[Goal] Collect every line of the records below that contains the word "beautiful".

[Available data]
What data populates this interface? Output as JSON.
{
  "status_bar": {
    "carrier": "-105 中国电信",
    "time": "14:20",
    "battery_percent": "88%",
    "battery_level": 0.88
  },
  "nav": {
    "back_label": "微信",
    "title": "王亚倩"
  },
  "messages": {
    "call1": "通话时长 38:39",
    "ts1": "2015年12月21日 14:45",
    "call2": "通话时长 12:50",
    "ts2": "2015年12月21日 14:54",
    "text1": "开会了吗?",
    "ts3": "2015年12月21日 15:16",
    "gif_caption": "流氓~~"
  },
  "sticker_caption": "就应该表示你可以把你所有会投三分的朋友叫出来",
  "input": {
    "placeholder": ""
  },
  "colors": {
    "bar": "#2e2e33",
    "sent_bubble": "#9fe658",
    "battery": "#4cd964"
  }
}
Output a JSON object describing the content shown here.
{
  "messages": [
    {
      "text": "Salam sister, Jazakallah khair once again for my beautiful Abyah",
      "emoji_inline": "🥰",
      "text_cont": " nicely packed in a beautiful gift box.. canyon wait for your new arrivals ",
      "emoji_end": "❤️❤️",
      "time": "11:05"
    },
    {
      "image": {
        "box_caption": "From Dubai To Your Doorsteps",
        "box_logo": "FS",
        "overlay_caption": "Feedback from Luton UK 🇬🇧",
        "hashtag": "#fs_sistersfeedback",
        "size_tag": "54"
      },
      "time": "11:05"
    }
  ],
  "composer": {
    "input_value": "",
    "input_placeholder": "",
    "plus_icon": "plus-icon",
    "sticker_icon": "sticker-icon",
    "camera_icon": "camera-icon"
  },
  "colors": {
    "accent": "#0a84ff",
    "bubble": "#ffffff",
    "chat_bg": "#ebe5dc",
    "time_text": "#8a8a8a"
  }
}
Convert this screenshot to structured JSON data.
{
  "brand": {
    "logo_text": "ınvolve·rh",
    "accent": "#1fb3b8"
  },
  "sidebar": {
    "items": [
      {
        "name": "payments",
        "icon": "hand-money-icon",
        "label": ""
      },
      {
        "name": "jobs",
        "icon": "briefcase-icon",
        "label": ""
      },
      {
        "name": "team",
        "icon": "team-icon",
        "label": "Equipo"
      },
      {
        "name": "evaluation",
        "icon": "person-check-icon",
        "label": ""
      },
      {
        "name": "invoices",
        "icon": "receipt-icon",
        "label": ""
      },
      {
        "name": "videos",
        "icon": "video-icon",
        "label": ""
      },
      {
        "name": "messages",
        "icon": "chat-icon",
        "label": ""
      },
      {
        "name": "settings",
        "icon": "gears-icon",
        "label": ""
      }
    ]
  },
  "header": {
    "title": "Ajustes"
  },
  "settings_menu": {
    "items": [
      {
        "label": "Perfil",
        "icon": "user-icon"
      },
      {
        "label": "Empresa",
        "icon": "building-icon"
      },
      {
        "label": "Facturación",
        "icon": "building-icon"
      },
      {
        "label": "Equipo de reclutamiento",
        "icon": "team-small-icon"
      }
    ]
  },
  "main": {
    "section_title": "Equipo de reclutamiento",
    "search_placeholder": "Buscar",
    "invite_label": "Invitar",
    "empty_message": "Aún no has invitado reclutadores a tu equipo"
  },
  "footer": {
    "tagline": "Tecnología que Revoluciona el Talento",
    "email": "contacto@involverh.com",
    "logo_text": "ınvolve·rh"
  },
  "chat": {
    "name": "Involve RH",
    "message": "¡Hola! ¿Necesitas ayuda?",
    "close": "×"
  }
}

[Exercise solution]
      "text": "Salam sister, Jazakallah khair once again for my beautiful Abyah",
      "text_cont": " nicely packed in a beautiful gift box.. canyon wait for your new arrivals ",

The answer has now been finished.